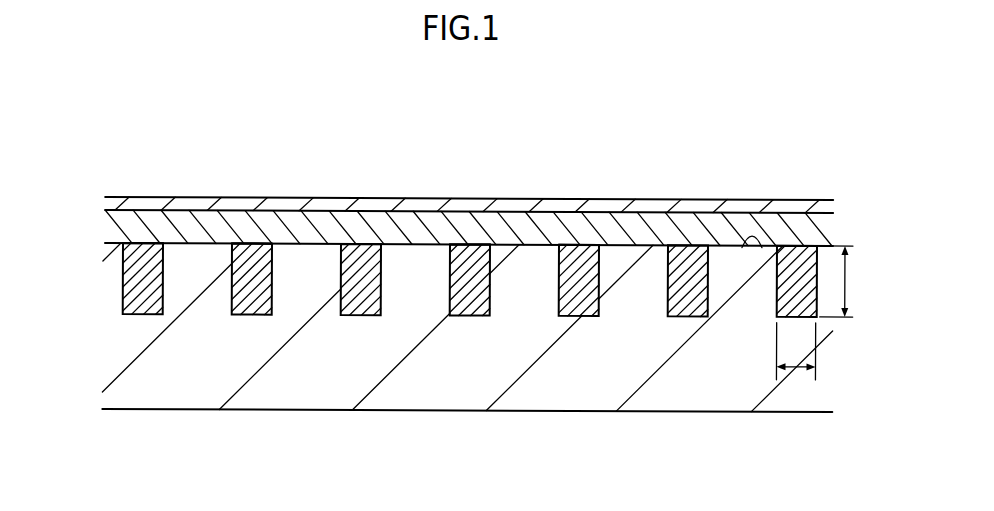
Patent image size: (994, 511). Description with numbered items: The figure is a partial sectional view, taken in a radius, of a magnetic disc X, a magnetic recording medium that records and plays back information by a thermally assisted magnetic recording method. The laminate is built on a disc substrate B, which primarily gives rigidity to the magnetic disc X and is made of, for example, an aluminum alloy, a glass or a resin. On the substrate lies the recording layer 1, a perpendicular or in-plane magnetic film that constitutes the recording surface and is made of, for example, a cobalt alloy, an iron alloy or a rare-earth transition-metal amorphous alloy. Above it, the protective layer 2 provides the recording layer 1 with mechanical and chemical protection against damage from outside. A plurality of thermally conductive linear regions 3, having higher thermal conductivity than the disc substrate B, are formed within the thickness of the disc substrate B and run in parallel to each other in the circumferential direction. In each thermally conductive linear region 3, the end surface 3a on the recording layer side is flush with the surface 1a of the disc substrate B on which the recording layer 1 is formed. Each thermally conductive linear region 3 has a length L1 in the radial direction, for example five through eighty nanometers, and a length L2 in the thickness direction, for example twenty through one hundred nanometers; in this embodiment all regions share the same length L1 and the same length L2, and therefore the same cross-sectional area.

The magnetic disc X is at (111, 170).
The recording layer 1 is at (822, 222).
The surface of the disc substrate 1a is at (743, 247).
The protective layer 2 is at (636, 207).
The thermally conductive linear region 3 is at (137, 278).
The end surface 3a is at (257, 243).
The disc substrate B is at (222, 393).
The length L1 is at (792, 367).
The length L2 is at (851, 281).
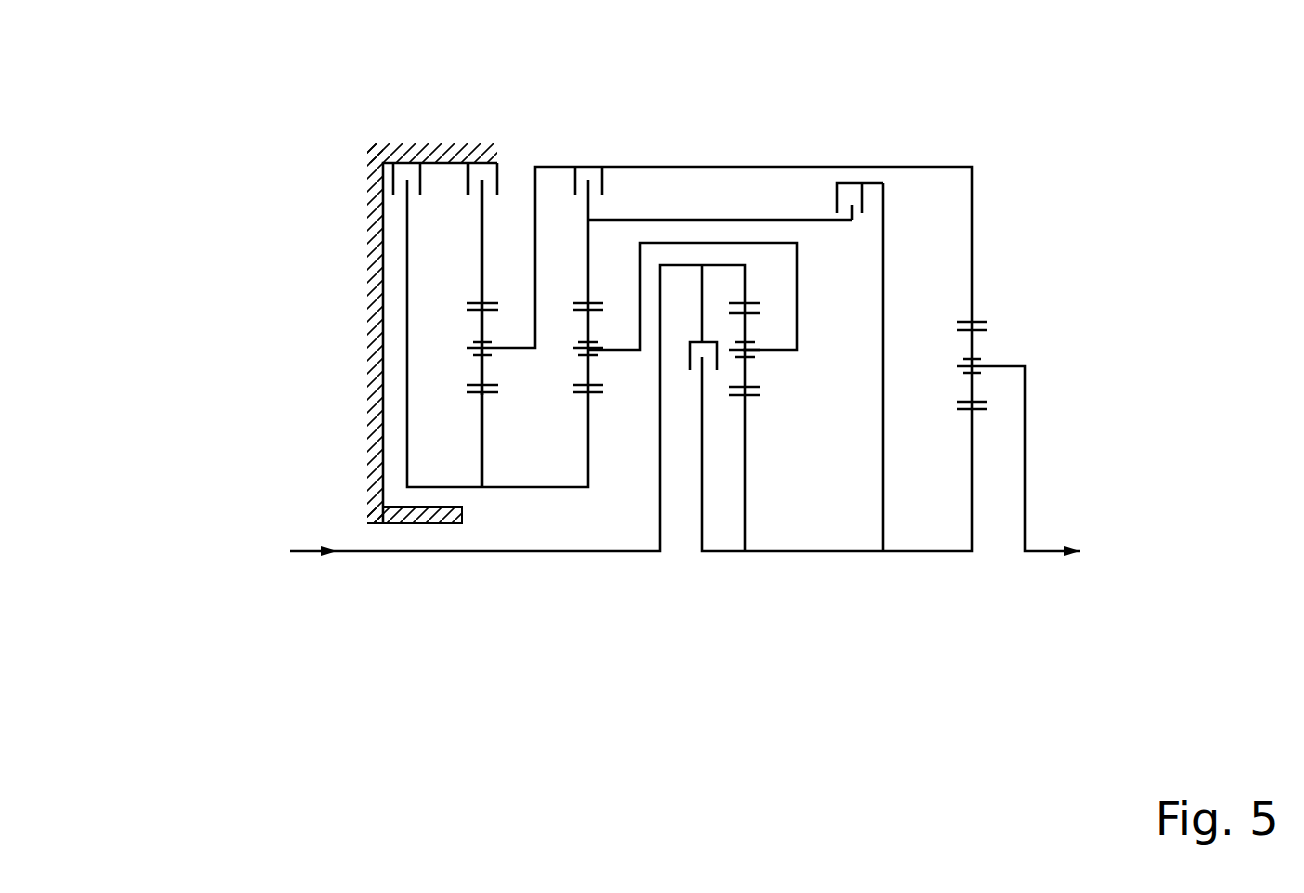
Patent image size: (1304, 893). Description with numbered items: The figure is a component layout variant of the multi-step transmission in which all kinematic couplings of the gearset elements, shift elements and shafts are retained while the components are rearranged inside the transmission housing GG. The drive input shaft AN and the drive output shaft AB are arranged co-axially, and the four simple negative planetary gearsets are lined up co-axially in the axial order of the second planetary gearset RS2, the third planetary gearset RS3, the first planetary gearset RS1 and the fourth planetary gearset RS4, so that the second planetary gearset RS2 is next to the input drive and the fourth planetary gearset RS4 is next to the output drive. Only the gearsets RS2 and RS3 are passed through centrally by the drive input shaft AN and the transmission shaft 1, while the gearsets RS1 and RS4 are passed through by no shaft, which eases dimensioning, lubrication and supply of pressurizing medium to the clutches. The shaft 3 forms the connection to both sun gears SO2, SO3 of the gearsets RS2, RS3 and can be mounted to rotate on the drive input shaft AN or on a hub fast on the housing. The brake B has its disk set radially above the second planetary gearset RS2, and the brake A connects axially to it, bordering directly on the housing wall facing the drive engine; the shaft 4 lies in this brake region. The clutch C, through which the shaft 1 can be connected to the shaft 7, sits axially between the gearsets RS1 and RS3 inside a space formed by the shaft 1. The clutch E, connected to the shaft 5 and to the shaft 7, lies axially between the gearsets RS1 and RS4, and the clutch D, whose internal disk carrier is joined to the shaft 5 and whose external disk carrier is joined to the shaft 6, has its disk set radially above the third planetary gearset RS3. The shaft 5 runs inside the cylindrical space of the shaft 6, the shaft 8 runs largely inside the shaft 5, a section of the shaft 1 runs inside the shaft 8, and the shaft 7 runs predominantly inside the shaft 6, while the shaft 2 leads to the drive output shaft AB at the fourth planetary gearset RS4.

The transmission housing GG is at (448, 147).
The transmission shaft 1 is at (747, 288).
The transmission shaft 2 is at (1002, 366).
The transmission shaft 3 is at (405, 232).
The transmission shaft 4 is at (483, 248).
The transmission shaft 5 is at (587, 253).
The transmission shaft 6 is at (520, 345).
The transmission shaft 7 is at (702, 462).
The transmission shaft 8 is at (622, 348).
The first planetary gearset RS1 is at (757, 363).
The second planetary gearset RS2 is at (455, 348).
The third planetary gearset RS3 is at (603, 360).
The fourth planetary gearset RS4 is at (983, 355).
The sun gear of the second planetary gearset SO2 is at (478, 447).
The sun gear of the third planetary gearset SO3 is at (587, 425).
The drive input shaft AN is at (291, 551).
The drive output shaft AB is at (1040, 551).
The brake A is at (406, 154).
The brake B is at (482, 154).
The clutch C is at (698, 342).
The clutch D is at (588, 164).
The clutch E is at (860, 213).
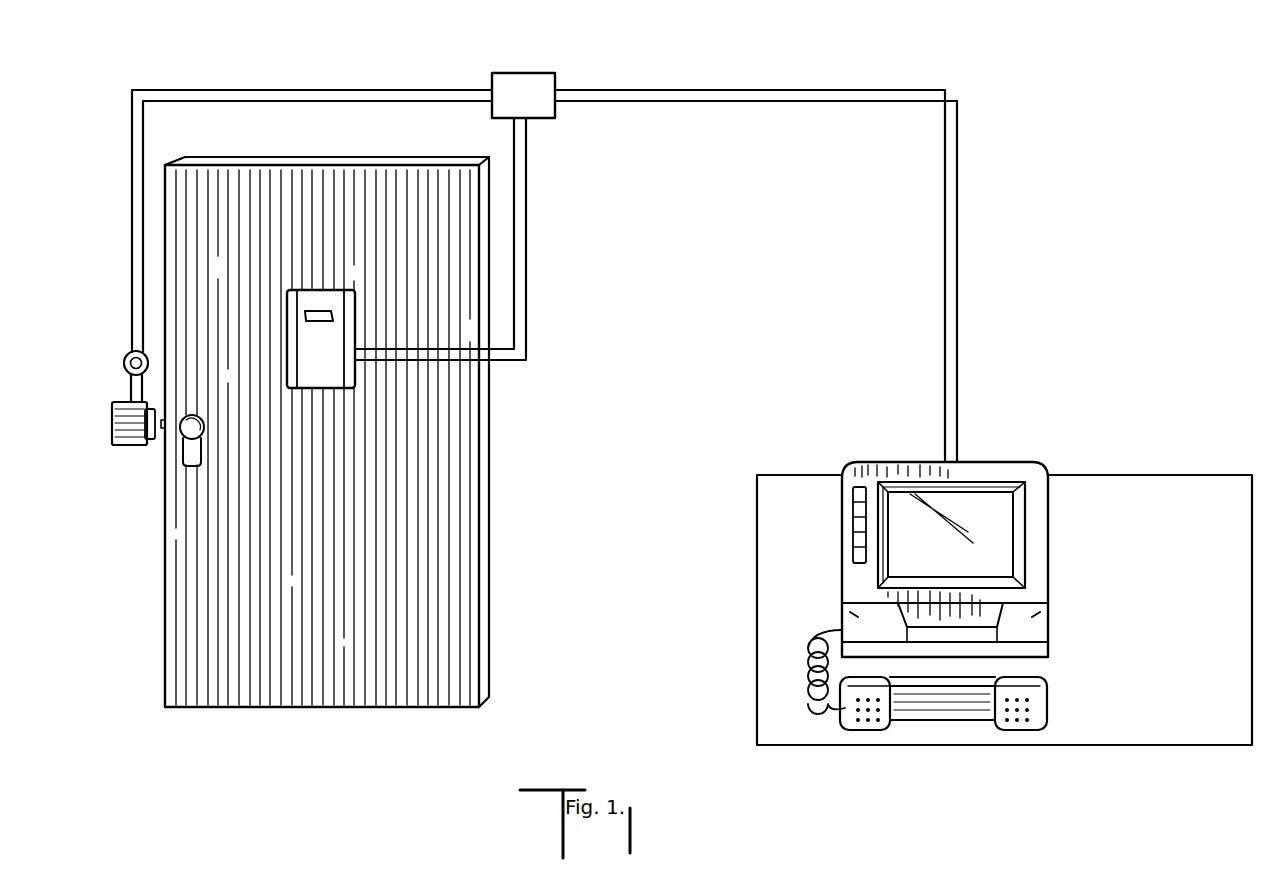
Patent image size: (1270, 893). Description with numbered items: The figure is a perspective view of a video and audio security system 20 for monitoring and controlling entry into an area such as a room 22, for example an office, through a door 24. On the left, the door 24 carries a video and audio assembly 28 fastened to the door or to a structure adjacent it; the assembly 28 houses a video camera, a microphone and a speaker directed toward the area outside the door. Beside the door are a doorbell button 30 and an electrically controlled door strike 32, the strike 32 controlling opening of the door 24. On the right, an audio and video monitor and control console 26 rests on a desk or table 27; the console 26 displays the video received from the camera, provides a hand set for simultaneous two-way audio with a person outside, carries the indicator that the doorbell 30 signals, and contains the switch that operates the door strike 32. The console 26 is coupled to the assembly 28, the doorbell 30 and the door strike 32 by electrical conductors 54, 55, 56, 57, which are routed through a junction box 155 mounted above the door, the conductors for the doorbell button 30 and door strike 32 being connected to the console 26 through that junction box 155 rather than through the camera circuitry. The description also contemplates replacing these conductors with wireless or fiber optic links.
━━━━━━
Prompt = Reproduce all of the data above verbatim, omitting the pictures.

Result of this exercise =
Patent image size: (994, 511). Description with numbered items: The figure is a partial sectional view, taken in a radius, of a magnetic disc X, a magnetic recording medium that records and plays back information by a thermally assisted magnetic recording method. The laminate is built on a disc substrate B, which primarily gives rigidity to the magnetic disc X and is made of, for example, an aluminum alloy, a glass or a resin. On the substrate lies the recording layer 1, a perpendicular or in-plane magnetic film that constitutes the recording surface and is made of, for example, a cobalt alloy, an iron alloy or a rare-earth transition-metal amorphous alloy. Above it, the protective layer 2 provides the recording layer 1 with mechanical and chemical protection against damage from outside. A plurality of thermally conductive linear regions 3, having higher thermal conductivity than the disc substrate B, are formed within the thickness of the disc substrate B and run in parallel to each other in the circumferential direction. In each thermally conductive linear region 3, the end surface 3a on the recording layer side is flush with the surface 1a of the disc substrate B on which the recording layer 1 is formed. Each thermally conductive linear region 3 has a length L1 in the radial direction, for example five through eighty nanometers, and a length L2 in the thickness direction, for example twenty through one hundred nanometers; in this embodiment all regions share the same length L1 and the same length L2, and therefore the same cross-sectional area.

The magnetic disc X is at (111, 170).
The recording layer 1 is at (822, 222).
The surface of the disc substrate 1a is at (743, 247).
The protective layer 2 is at (636, 207).
The thermally conductive linear region 3 is at (137, 278).
The end surface 3a is at (257, 243).
The disc substrate B is at (222, 393).
The length L1 is at (792, 367).
The length L2 is at (851, 281).
Patent image size: (1304, 893). Description with numbered items: The figure is a component layout variant of the multi-step transmission in which all kinematic couplings of the gearset elements, shift elements and shafts are retained while the components are rearranged inside the transmission housing GG. The drive input shaft AN and the drive output shaft AB are arranged co-axially, and the four simple negative planetary gearsets are lined up co-axially in the axial order of the second planetary gearset RS2, the third planetary gearset RS3, the first planetary gearset RS1 and the fourth planetary gearset RS4, so that the second planetary gearset RS2 is next to the input drive and the fourth planetary gearset RS4 is next to the output drive. Only the gearsets RS2 and RS3 are passed through centrally by the drive input shaft AN and the transmission shaft 1, while the gearsets RS1 and RS4 are passed through by no shaft, which eases dimensioning, lubrication and supply of pressurizing medium to the clutches. The shaft 3 forms the connection to both sun gears SO2, SO3 of the gearsets RS2, RS3 and can be mounted to rotate on the drive input shaft AN or on a hub fast on the housing. The brake B has its disk set radially above the second planetary gearset RS2, and the brake A connects axially to it, bordering directly on the housing wall facing the drive engine; the shaft 4 lies in this brake region. The clutch C, through which the shaft 1 can be connected to the shaft 7, sits axially between the gearsets RS1 and RS3 inside a space formed by the shaft 1. The clutch E, connected to the shaft 5 and to the shaft 7, lies axially between the gearsets RS1 and RS4, and the clutch D, whose internal disk carrier is joined to the shaft 5 and whose external disk carrier is joined to the shaft 6, has its disk set radially above the third planetary gearset RS3. The shaft 5 runs inside the cylindrical space of the shaft 6, the shaft 8 runs largely inside the shaft 5, a section of the shaft 1 runs inside the shaft 8, and the shaft 7 runs predominantly inside the shaft 6, while the shaft 2 leads to the drive output shaft AB at the fourth planetary gearset RS4.

The transmission housing GG is at (448, 147).
The transmission shaft 1 is at (747, 288).
The transmission shaft 2 is at (1002, 366).
The transmission shaft 3 is at (405, 232).
The transmission shaft 4 is at (483, 248).
The transmission shaft 5 is at (587, 253).
The transmission shaft 6 is at (520, 345).
The transmission shaft 7 is at (702, 462).
The transmission shaft 8 is at (622, 348).
The first planetary gearset RS1 is at (757, 363).
The second planetary gearset RS2 is at (455, 348).
The third planetary gearset RS3 is at (603, 360).
The fourth planetary gearset RS4 is at (983, 355).
The sun gear of the second planetary gearset SO2 is at (478, 447).
The sun gear of the third planetary gearset SO3 is at (587, 425).
The drive input shaft AN is at (291, 551).
The drive output shaft AB is at (1040, 551).
The brake A is at (406, 154).
The brake B is at (482, 154).
The clutch C is at (698, 342).
The clutch D is at (588, 164).
The clutch E is at (860, 213).
Patent image size: (1270, 893). Description with numbered items: The figure is a perspective view of a video and audio security system 20 for monitoring and controlling entry into an area such as a room 22, for example an office, through a door 24. On the left, the door 24 carries a video and audio assembly 28 fastened to the door or to a structure adjacent it; the assembly 28 houses a video camera, a microphone and a speaker directed toward the area outside the door. Beside the door are a doorbell button 30 and an electrically controlled door strike 32, the strike 32 controlling opening of the door 24. On the right, an audio and video monitor and control console 26 rests on a desk or table 27; the console 26 displays the video received from the camera, provides a hand set for simultaneous two-way audio with a person outside, carries the indicator that the doorbell 30 signals, and contains the switch that operates the door strike 32. The console 26 is coupled to the assembly 28, the doorbell 30 and the door strike 32 by electrical conductors 54, 55, 56, 57, which are routed through a junction box 155 mounted above the door, the conductors for the doorbell button 30 and door strike 32 being connected to the console 26 through that junction box 155 rather than through the camera circuitry. The description also contemplates replacing these conductors with wireless or fiber optic links.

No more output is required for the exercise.